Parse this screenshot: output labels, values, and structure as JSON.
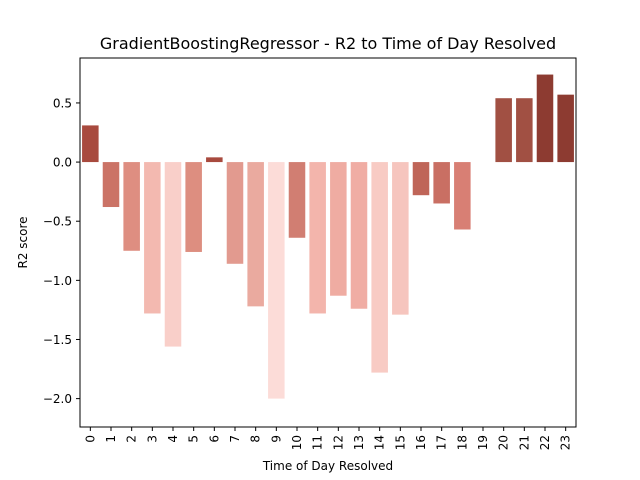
{
  "chart_data": {
    "type": "bar",
    "title": "GradientBoostingRegressor - R2 to Time of Day Resolved",
    "xlabel": "Time of Day Resolved",
    "ylabel": "R2 score",
    "categories": [
      "0",
      "1",
      "2",
      "3",
      "4",
      "5",
      "6",
      "7",
      "8",
      "9",
      "10",
      "11",
      "12",
      "13",
      "14",
      "15",
      "16",
      "17",
      "18",
      "19",
      "20",
      "21",
      "22",
      "23"
    ],
    "values": [
      0.31,
      -0.38,
      -0.75,
      -1.28,
      -1.56,
      -0.76,
      0.04,
      -0.86,
      -1.22,
      -2.0,
      -0.64,
      -1.28,
      -1.13,
      -1.24,
      -1.78,
      -1.29,
      -0.28,
      -0.35,
      -0.57,
      0.0,
      0.54,
      0.54,
      0.74,
      0.57
    ],
    "bar_colors": [
      "#a84a3e",
      "#cb7366",
      "#de8e81",
      "#f3b9b0",
      "#f9cfc9",
      "#dd8e80",
      "#a84a3e",
      "#e29a8f",
      "#eaaa9f",
      "#fcdcd8",
      "#d17e72",
      "#f3b5ac",
      "#efaca2",
      "#f0ada4",
      "#f8cbc4",
      "#f6c5be",
      "#bf6558",
      "#c96f63",
      "#d87f74",
      "#ffffff",
      "#a15043",
      "#a15043",
      "#8d3b31",
      "#8d3b31"
    ],
    "ylim": [
      -2.24,
      0.88
    ],
    "yticks": [
      0.5,
      0.0,
      -0.5,
      -1.0,
      -1.5,
      -2.0
    ],
    "ytick_labels": [
      "0.5",
      "0.0",
      "−0.5",
      "−1.0",
      "−1.5",
      "−2.0"
    ],
    "grid": false
  }
}
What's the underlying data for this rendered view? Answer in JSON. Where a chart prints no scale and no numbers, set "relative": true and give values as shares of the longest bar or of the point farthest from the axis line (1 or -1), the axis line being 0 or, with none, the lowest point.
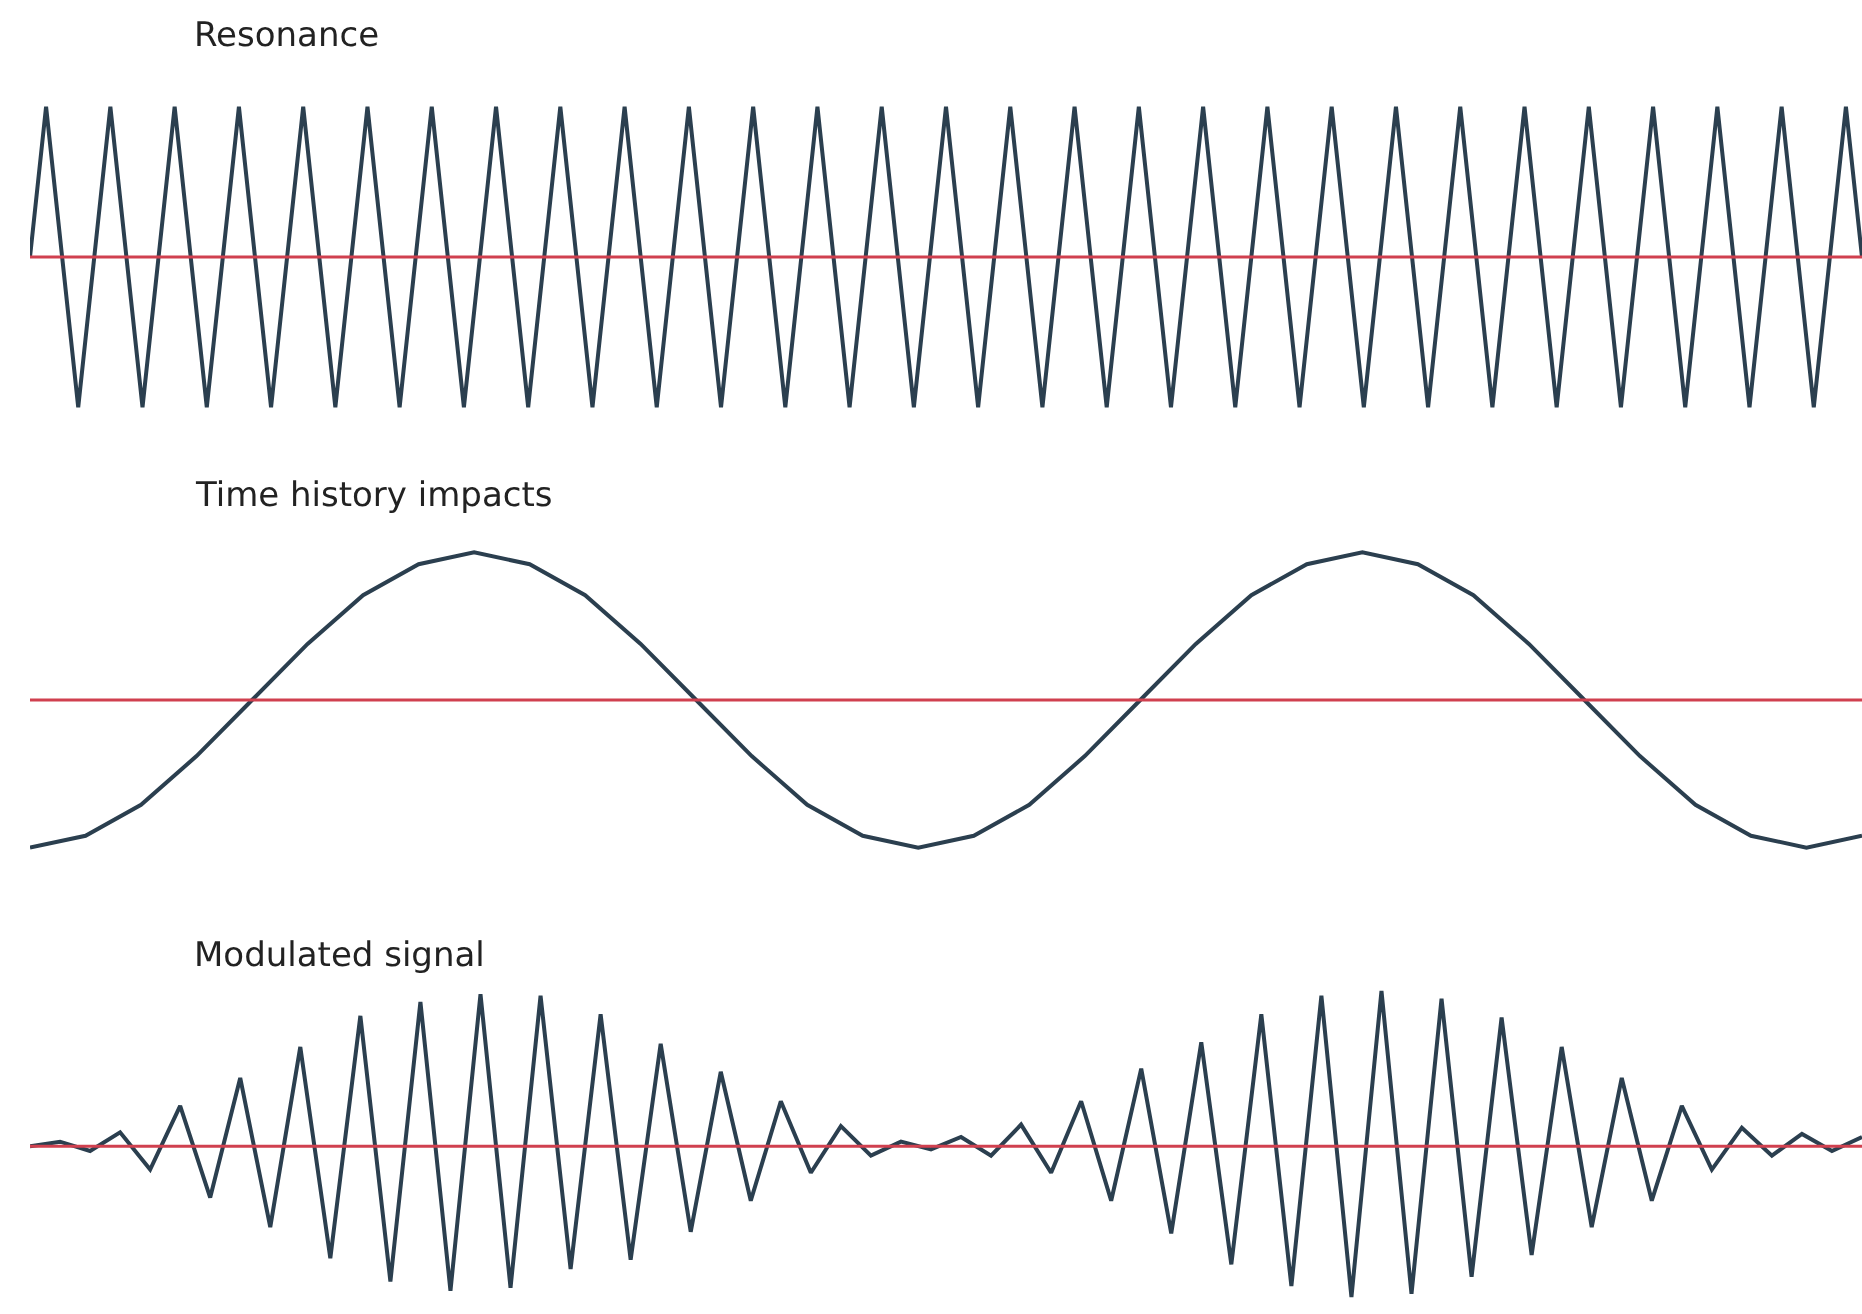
{
  "chart_data": [
    {
      "type": "line",
      "title": "Resonance",
      "relative": true,
      "categories": [
        null,
        null,
        null,
        null,
        null,
        null,
        null,
        null,
        null,
        null,
        null,
        null,
        null,
        null,
        null,
        null,
        null,
        null,
        null,
        null,
        null,
        null,
        null,
        null,
        null,
        null,
        null,
        null,
        null,
        null,
        null,
        null,
        null,
        null,
        null,
        null,
        null,
        null,
        null,
        null,
        null,
        null,
        null,
        null,
        null,
        null,
        null,
        null,
        null,
        null,
        null,
        null,
        null,
        null,
        null,
        null,
        null,
        null,
        null,
        null,
        null,
        null,
        null,
        null,
        null,
        null,
        null,
        null,
        null,
        null,
        null,
        null,
        null,
        null,
        null,
        null,
        null,
        null,
        null,
        null,
        null,
        null,
        null,
        null,
        null,
        null,
        null,
        null,
        null,
        null,
        null,
        null,
        null,
        null,
        null,
        null,
        null,
        null,
        null,
        null,
        null,
        null,
        null,
        null,
        null,
        null,
        null,
        null,
        null,
        null,
        null,
        null,
        null,
        null,
        null
      ],
      "series": [
        {
          "color": "#2b3f4f",
          "values": [
            0,
            1,
            0,
            -1,
            0,
            1,
            0,
            -1,
            0,
            1,
            0,
            -1,
            0,
            1,
            0,
            -1,
            0,
            1,
            0,
            -1,
            0,
            1,
            0,
            -1,
            0,
            1,
            0,
            -1,
            0,
            1,
            0,
            -1,
            0,
            1,
            0,
            -1,
            0,
            1,
            0,
            -1,
            0,
            1,
            0,
            -1,
            0,
            1,
            0,
            -1,
            0,
            1,
            0,
            -1,
            0,
            1,
            0,
            -1,
            0,
            1,
            0,
            -1,
            0,
            1,
            0,
            -1,
            0,
            1,
            0,
            -1,
            0,
            1,
            0,
            -1,
            0,
            1,
            0,
            -1,
            0,
            1,
            0,
            -1,
            0,
            1,
            0,
            -1,
            0,
            1,
            0,
            -1,
            0,
            1,
            0,
            -1,
            0,
            1,
            0,
            -1,
            0,
            1,
            0,
            -1,
            0,
            1,
            0,
            -1,
            0,
            1,
            0,
            -1,
            0,
            1,
            0,
            -1,
            0,
            1,
            0
          ]
        }
      ],
      "ref_lines": [
        {
          "axis": "y",
          "value": 0,
          "color": "#d0404f"
        }
      ]
    },
    {
      "type": "line",
      "title": "Time history impacts",
      "relative": true,
      "categories": [
        null,
        null,
        null,
        null,
        null,
        null,
        null,
        null,
        null,
        null,
        null,
        null,
        null,
        null,
        null,
        null,
        null,
        null,
        null,
        null,
        null,
        null,
        null,
        null,
        null,
        null,
        null,
        null,
        null,
        null,
        null,
        null,
        null,
        null
      ],
      "series": [
        {
          "color": "#2b3f4f",
          "values": [
            -1,
            -0.92,
            -0.71,
            -0.38,
            0,
            0.38,
            0.71,
            0.92,
            1,
            0.92,
            0.71,
            0.38,
            0,
            -0.38,
            -0.71,
            -0.92,
            -1,
            -0.92,
            -0.71,
            -0.38,
            0,
            0.38,
            0.71,
            0.92,
            1,
            0.92,
            0.71,
            0.38,
            0,
            -0.38,
            -0.71,
            -0.92,
            -1,
            -0.92
          ]
        }
      ],
      "ref_lines": [
        {
          "axis": "y",
          "value": 0,
          "color": "#d0404f"
        }
      ]
    },
    {
      "type": "line",
      "title": "Modulated signal",
      "relative": true,
      "categories": [
        null,
        null,
        null,
        null,
        null,
        null,
        null,
        null,
        null,
        null,
        null,
        null,
        null,
        null,
        null,
        null,
        null,
        null,
        null,
        null,
        null,
        null,
        null,
        null,
        null,
        null,
        null,
        null,
        null,
        null,
        null,
        null,
        null,
        null,
        null,
        null,
        null,
        null,
        null,
        null,
        null,
        null,
        null,
        null,
        null,
        null,
        null,
        null,
        null,
        null,
        null,
        null,
        null,
        null,
        null,
        null,
        null,
        null,
        null,
        null,
        null,
        null
      ],
      "series": [
        {
          "color": "#2b3f4f",
          "values": [
            0,
            0.03,
            -0.03,
            0.09,
            -0.15,
            0.26,
            -0.33,
            0.44,
            -0.52,
            0.64,
            -0.72,
            0.84,
            -0.87,
            0.93,
            -0.93,
            0.98,
            -0.91,
            0.97,
            -0.79,
            0.85,
            -0.73,
            0.66,
            -0.55,
            0.48,
            -0.35,
            0.29,
            -0.17,
            0.13,
            -0.06,
            0.03,
            -0.02,
            0.06,
            -0.06,
            0.14,
            -0.17,
            0.29,
            -0.35,
            0.5,
            -0.56,
            0.67,
            -0.76,
            0.85,
            -0.9,
            0.97,
            -0.97,
            1,
            -0.95,
            0.95,
            -0.84,
            0.83,
            -0.7,
            0.64,
            -0.52,
            0.44,
            -0.35,
            0.26,
            -0.15,
            0.12,
            -0.06,
            0.08,
            -0.03,
            0.06
          ]
        }
      ],
      "ref_lines": [
        {
          "axis": "y",
          "value": 0,
          "color": "#d0404f"
        }
      ]
    }
  ]
}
--------------------------------
**What is asked**
Copy each line of the records precisely and drop any images they hold.

**Answer for this exercise**
Parse this screenshot: output labels, values, and structure as JSON.
{
  "chart_data": {
    "type": "bar",
    "title": "GradientBoostingRegressor - R2 to Time of Day Resolved",
    "xlabel": "Time of Day Resolved",
    "ylabel": "R2 score",
    "categories": [
      "0",
      "1",
      "2",
      "3",
      "4",
      "5",
      "6",
      "7",
      "8",
      "9",
      "10",
      "11",
      "12",
      "13",
      "14",
      "15",
      "16",
      "17",
      "18",
      "19",
      "20",
      "21",
      "22",
      "23"
    ],
    "values": [
      0.31,
      -0.38,
      -0.75,
      -1.28,
      -1.56,
      -0.76,
      0.04,
      -0.86,
      -1.22,
      -2.0,
      -0.64,
      -1.28,
      -1.13,
      -1.24,
      -1.78,
      -1.29,
      -0.28,
      -0.35,
      -0.57,
      0.0,
      0.54,
      0.54,
      0.74,
      0.57
    ],
    "bar_colors": [
      "#a84a3e",
      "#cb7366",
      "#de8e81",
      "#f3b9b0",
      "#f9cfc9",
      "#dd8e80",
      "#a84a3e",
      "#e29a8f",
      "#eaaa9f",
      "#fcdcd8",
      "#d17e72",
      "#f3b5ac",
      "#efaca2",
      "#f0ada4",
      "#f8cbc4",
      "#f6c5be",
      "#bf6558",
      "#c96f63",
      "#d87f74",
      "#ffffff",
      "#a15043",
      "#a15043",
      "#8d3b31",
      "#8d3b31"
    ],
    "ylim": [
      -2.24,
      0.88
    ],
    "yticks": [
      0.5,
      0.0,
      -0.5,
      -1.0,
      -1.5,
      -2.0
    ],
    "ytick_labels": [
      "0.5",
      "0.0",
      "−0.5",
      "−1.0",
      "−1.5",
      "−2.0"
    ],
    "grid": false
  }
}
What's the underlying data for this rendered view? Answer in JSON. Where a chart prints no scale and no numbers, set "relative": true and give values as shares of the longest bar or of the point farthest from the axis line (1 or -1), the axis line being 0 or, with none, the lowest point.
{
  "chart_data": [
    {
      "type": "line",
      "title": "Resonance",
      "relative": true,
      "categories": [
        null,
        null,
        null,
        null,
        null,
        null,
        null,
        null,
        null,
        null,
        null,
        null,
        null,
        null,
        null,
        null,
        null,
        null,
        null,
        null,
        null,
        null,
        null,
        null,
        null,
        null,
        null,
        null,
        null,
        null,
        null,
        null,
        null,
        null,
        null,
        null,
        null,
        null,
        null,
        null,
        null,
        null,
        null,
        null,
        null,
        null,
        null,
        null,
        null,
        null,
        null,
        null,
        null,
        null,
        null,
        null,
        null,
        null,
        null,
        null,
        null,
        null,
        null,
        null,
        null,
        null,
        null,
        null,
        null,
        null,
        null,
        null,
        null,
        null,
        null,
        null,
        null,
        null,
        null,
        null,
        null,
        null,
        null,
        null,
        null,
        null,
        null,
        null,
        null,
        null,
        null,
        null,
        null,
        null,
        null,
        null,
        null,
        null,
        null,
        null,
        null,
        null,
        null,
        null,
        null,
        null,
        null,
        null,
        null,
        null,
        null,
        null,
        null,
        null,
        null
      ],
      "series": [
        {
          "color": "#2b3f4f",
          "values": [
            0,
            1,
            0,
            -1,
            0,
            1,
            0,
            -1,
            0,
            1,
            0,
            -1,
            0,
            1,
            0,
            -1,
            0,
            1,
            0,
            -1,
            0,
            1,
            0,
            -1,
            0,
            1,
            0,
            -1,
            0,
            1,
            0,
            -1,
            0,
            1,
            0,
            -1,
            0,
            1,
            0,
            -1,
            0,
            1,
            0,
            -1,
            0,
            1,
            0,
            -1,
            0,
            1,
            0,
            -1,
            0,
            1,
            0,
            -1,
            0,
            1,
            0,
            -1,
            0,
            1,
            0,
            -1,
            0,
            1,
            0,
            -1,
            0,
            1,
            0,
            -1,
            0,
            1,
            0,
            -1,
            0,
            1,
            0,
            -1,
            0,
            1,
            0,
            -1,
            0,
            1,
            0,
            -1,
            0,
            1,
            0,
            -1,
            0,
            1,
            0,
            -1,
            0,
            1,
            0,
            -1,
            0,
            1,
            0,
            -1,
            0,
            1,
            0,
            -1,
            0,
            1,
            0,
            -1,
            0,
            1,
            0
          ]
        }
      ],
      "ref_lines": [
        {
          "axis": "y",
          "value": 0,
          "color": "#d0404f"
        }
      ]
    },
    {
      "type": "line",
      "title": "Time history impacts",
      "relative": true,
      "categories": [
        null,
        null,
        null,
        null,
        null,
        null,
        null,
        null,
        null,
        null,
        null,
        null,
        null,
        null,
        null,
        null,
        null,
        null,
        null,
        null,
        null,
        null,
        null,
        null,
        null,
        null,
        null,
        null,
        null,
        null,
        null,
        null,
        null,
        null
      ],
      "series": [
        {
          "color": "#2b3f4f",
          "values": [
            -1,
            -0.92,
            -0.71,
            -0.38,
            0,
            0.38,
            0.71,
            0.92,
            1,
            0.92,
            0.71,
            0.38,
            0,
            -0.38,
            -0.71,
            -0.92,
            -1,
            -0.92,
            -0.71,
            -0.38,
            0,
            0.38,
            0.71,
            0.92,
            1,
            0.92,
            0.71,
            0.38,
            0,
            -0.38,
            -0.71,
            -0.92,
            -1,
            -0.92
          ]
        }
      ],
      "ref_lines": [
        {
          "axis": "y",
          "value": 0,
          "color": "#d0404f"
        }
      ]
    },
    {
      "type": "line",
      "title": "Modulated signal",
      "relative": true,
      "categories": [
        null,
        null,
        null,
        null,
        null,
        null,
        null,
        null,
        null,
        null,
        null,
        null,
        null,
        null,
        null,
        null,
        null,
        null,
        null,
        null,
        null,
        null,
        null,
        null,
        null,
        null,
        null,
        null,
        null,
        null,
        null,
        null,
        null,
        null,
        null,
        null,
        null,
        null,
        null,
        null,
        null,
        null,
        null,
        null,
        null,
        null,
        null,
        null,
        null,
        null,
        null,
        null,
        null,
        null,
        null,
        null,
        null,
        null,
        null,
        null,
        null,
        null
      ],
      "series": [
        {
          "color": "#2b3f4f",
          "values": [
            0,
            0.03,
            -0.03,
            0.09,
            -0.15,
            0.26,
            -0.33,
            0.44,
            -0.52,
            0.64,
            -0.72,
            0.84,
            -0.87,
            0.93,
            -0.93,
            0.98,
            -0.91,
            0.97,
            -0.79,
            0.85,
            -0.73,
            0.66,
            -0.55,
            0.48,
            -0.35,
            0.29,
            -0.17,
            0.13,
            -0.06,
            0.03,
            -0.02,
            0.06,
            -0.06,
            0.14,
            -0.17,
            0.29,
            -0.35,
            0.5,
            -0.56,
            0.67,
            -0.76,
            0.85,
            -0.9,
            0.97,
            -0.97,
            1,
            -0.95,
            0.95,
            -0.84,
            0.83,
            -0.7,
            0.64,
            -0.52,
            0.44,
            -0.35,
            0.26,
            -0.15,
            0.12,
            -0.06,
            0.08,
            -0.03,
            0.06
          ]
        }
      ],
      "ref_lines": [
        {
          "axis": "y",
          "value": 0,
          "color": "#d0404f"
        }
      ]
    }
  ]
}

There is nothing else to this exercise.